*Dataset records*
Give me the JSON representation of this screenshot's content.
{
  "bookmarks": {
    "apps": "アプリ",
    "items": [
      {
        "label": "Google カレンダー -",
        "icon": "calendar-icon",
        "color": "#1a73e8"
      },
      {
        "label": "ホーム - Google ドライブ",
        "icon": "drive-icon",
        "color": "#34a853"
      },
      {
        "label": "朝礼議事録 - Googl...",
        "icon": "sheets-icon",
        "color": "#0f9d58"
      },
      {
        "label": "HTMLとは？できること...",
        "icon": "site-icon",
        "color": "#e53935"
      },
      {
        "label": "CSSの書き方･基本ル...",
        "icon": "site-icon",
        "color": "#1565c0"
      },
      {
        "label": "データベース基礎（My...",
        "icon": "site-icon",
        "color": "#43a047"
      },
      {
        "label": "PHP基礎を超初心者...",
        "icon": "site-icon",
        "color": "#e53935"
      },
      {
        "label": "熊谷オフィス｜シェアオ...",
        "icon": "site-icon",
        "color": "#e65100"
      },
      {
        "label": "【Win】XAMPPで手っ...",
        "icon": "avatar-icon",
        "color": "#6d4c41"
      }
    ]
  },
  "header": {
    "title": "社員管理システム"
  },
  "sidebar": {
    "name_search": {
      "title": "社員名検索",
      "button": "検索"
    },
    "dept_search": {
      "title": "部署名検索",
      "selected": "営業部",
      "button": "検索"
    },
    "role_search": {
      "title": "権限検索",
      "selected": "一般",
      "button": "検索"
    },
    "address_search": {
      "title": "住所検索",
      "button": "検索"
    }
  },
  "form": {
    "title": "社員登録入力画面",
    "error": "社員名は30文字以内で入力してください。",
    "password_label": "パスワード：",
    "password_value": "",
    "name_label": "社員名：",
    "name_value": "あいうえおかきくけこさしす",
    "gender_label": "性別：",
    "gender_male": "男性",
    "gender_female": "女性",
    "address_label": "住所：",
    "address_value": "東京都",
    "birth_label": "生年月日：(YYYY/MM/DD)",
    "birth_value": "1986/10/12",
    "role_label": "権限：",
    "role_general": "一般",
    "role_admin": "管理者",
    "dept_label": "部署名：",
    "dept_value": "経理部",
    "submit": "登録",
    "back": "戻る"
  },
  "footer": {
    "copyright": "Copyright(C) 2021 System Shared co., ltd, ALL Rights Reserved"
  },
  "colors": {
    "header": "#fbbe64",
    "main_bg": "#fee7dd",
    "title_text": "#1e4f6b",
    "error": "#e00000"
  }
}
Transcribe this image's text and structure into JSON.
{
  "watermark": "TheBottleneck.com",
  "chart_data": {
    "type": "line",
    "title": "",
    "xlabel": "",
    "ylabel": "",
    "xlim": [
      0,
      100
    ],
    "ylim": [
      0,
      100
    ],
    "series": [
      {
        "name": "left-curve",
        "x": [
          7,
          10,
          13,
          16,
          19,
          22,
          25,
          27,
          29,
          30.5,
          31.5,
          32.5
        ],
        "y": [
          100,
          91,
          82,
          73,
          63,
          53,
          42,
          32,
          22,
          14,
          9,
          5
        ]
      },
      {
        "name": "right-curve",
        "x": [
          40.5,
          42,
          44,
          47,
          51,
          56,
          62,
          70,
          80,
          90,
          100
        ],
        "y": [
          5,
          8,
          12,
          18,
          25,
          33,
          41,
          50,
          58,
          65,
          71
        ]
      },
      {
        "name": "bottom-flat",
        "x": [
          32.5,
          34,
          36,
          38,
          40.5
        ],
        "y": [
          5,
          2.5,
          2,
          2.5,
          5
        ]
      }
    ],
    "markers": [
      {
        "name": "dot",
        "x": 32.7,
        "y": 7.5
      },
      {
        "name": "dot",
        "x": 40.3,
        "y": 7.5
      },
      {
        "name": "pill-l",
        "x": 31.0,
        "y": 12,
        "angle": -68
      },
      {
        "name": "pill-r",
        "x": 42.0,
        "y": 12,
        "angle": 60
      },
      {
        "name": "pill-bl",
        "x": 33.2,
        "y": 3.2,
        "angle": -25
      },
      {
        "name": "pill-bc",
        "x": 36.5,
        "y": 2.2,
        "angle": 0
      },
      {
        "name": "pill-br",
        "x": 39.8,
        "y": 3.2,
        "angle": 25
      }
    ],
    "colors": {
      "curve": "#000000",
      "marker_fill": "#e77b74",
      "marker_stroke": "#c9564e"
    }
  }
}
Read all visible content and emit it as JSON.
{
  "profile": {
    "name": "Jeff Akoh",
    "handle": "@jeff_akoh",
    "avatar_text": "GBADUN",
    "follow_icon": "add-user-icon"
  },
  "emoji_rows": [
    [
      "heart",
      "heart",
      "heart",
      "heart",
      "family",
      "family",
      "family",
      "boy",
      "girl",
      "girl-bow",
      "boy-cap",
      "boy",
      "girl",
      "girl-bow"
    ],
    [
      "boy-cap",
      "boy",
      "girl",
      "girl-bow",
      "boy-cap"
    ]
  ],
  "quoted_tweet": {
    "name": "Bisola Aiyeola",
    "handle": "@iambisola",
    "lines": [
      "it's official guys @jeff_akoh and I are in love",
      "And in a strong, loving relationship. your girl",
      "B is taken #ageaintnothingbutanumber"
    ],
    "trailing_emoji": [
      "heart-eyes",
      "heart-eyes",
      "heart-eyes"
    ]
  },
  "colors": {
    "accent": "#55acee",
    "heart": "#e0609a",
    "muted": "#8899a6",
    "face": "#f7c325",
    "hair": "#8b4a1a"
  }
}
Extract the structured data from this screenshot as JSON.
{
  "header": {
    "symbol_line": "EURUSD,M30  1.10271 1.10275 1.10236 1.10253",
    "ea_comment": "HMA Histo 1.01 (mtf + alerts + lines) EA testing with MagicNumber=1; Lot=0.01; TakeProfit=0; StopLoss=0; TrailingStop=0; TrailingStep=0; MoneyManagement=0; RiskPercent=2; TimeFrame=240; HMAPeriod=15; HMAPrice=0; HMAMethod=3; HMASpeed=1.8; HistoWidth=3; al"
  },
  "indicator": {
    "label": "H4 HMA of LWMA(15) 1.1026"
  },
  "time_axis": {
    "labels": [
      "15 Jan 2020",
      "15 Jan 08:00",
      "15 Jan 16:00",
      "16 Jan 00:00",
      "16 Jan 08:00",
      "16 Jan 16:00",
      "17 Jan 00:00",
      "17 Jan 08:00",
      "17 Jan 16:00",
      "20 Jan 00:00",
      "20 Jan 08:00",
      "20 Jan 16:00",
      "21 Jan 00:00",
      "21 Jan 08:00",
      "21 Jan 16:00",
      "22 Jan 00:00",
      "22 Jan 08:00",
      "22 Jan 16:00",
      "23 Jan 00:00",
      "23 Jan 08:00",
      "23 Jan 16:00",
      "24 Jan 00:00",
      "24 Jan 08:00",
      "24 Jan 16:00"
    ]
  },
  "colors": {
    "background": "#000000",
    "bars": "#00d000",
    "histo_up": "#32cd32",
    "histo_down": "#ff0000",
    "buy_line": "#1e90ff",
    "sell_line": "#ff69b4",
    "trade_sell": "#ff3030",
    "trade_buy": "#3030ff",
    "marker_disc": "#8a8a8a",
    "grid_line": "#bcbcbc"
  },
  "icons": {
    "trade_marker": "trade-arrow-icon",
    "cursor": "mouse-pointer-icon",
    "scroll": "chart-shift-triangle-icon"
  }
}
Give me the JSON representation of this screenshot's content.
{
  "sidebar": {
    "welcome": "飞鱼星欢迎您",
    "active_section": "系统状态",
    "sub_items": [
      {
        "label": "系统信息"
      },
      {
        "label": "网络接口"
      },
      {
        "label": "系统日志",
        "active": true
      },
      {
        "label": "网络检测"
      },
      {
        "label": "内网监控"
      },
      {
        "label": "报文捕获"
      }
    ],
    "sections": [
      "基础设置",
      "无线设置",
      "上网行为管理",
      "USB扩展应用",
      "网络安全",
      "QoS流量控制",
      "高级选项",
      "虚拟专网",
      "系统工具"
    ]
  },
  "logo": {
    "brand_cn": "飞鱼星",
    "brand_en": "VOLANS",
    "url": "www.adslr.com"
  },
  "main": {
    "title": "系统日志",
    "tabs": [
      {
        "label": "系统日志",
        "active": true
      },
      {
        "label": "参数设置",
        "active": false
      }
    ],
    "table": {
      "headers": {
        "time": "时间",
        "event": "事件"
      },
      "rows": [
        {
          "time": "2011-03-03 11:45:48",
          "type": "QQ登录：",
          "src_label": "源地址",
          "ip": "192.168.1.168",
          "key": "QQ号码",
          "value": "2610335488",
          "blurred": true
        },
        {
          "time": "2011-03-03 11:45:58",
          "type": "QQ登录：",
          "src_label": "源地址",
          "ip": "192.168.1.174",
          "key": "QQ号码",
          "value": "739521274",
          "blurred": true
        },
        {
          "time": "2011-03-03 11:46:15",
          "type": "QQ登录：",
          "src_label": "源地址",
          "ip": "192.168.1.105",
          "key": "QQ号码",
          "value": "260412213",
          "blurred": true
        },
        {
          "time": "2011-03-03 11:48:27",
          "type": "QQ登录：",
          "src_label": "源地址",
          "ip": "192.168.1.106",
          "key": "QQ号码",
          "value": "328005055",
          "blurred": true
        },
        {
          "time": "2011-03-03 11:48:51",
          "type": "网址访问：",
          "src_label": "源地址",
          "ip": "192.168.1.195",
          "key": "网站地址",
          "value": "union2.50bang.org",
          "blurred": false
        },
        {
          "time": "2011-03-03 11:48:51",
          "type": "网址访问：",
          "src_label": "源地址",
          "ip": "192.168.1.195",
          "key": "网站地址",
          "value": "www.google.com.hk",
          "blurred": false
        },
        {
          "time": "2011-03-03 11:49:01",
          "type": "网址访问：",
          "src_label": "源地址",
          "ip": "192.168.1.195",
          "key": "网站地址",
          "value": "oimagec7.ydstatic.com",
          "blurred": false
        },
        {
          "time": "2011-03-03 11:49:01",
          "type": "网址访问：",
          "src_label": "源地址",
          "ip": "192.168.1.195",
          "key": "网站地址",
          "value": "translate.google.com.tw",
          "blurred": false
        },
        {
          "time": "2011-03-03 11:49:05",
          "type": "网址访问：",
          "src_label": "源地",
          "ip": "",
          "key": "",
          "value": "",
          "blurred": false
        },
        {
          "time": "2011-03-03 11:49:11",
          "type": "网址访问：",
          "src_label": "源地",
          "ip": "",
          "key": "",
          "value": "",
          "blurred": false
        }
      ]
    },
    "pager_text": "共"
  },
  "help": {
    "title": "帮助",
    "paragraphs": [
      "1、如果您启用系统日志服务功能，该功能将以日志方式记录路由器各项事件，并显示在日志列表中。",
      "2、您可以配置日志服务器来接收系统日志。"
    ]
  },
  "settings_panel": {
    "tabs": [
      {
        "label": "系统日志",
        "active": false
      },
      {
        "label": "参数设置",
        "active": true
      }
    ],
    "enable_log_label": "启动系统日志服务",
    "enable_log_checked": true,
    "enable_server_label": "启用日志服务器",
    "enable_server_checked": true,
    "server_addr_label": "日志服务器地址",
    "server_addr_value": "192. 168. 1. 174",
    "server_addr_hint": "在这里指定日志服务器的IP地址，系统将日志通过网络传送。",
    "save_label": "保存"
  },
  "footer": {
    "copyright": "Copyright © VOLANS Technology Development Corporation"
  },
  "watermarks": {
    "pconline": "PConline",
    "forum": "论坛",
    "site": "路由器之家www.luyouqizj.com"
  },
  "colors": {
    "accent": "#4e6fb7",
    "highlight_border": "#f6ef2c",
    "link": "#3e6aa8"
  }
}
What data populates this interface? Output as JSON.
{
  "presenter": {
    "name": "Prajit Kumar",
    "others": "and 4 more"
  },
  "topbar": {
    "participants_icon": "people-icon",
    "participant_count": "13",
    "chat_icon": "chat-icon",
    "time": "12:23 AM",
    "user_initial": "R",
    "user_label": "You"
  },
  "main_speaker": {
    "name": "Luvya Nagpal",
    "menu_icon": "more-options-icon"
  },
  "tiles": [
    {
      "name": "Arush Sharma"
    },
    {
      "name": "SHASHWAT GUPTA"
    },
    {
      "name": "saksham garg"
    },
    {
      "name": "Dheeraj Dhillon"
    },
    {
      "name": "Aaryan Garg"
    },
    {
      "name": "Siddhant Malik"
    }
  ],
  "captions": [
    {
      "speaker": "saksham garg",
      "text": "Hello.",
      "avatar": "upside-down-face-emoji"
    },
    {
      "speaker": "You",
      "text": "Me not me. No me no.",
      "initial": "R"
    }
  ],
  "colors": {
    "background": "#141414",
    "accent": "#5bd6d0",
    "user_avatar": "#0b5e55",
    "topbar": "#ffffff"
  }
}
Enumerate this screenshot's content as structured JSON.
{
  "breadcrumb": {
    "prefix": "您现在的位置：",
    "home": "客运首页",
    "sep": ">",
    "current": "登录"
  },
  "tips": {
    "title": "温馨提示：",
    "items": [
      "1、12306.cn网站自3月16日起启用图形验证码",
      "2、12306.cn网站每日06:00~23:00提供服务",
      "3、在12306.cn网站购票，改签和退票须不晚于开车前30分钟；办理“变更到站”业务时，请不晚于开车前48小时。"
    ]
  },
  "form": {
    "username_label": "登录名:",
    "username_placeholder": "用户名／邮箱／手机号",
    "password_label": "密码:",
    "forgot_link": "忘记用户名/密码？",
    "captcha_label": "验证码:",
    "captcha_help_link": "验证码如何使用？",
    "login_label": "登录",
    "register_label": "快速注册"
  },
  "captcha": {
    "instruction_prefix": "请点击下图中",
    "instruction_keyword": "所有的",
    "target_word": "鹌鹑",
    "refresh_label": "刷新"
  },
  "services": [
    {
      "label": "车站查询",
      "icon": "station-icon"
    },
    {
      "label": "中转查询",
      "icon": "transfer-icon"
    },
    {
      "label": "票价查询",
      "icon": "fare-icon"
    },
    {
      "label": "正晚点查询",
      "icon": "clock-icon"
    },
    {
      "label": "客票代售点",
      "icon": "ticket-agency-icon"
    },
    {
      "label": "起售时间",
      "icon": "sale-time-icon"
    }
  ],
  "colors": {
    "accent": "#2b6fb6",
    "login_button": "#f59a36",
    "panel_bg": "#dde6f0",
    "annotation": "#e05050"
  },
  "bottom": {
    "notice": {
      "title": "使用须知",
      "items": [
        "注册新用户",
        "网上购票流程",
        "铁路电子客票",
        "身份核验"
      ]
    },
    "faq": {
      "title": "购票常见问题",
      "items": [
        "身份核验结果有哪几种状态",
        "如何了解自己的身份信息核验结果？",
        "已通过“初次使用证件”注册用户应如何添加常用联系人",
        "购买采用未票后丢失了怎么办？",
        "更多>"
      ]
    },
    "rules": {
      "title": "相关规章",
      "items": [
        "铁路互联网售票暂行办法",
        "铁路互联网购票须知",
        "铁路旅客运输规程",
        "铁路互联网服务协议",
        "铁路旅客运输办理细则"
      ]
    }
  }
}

*Instructions for the task*
From the entries above, list each line with "lines" in it.

*Result*
    "lines": [
    "ea_comment": "HMA Histo 1.01 (mtf + alerts + lines) EA testing with MagicNumber=1; Lot=0.01; TakeProfit=0; StopLoss=0; TrailingStop=0; TrailingStep=0; MoneyManagement=0; RiskPercent=2; TimeFrame=240; HMAPeriod=15; HMAPrice=0; HMAMethod=3; HMASpeed=1.8; HistoWidth=3; al"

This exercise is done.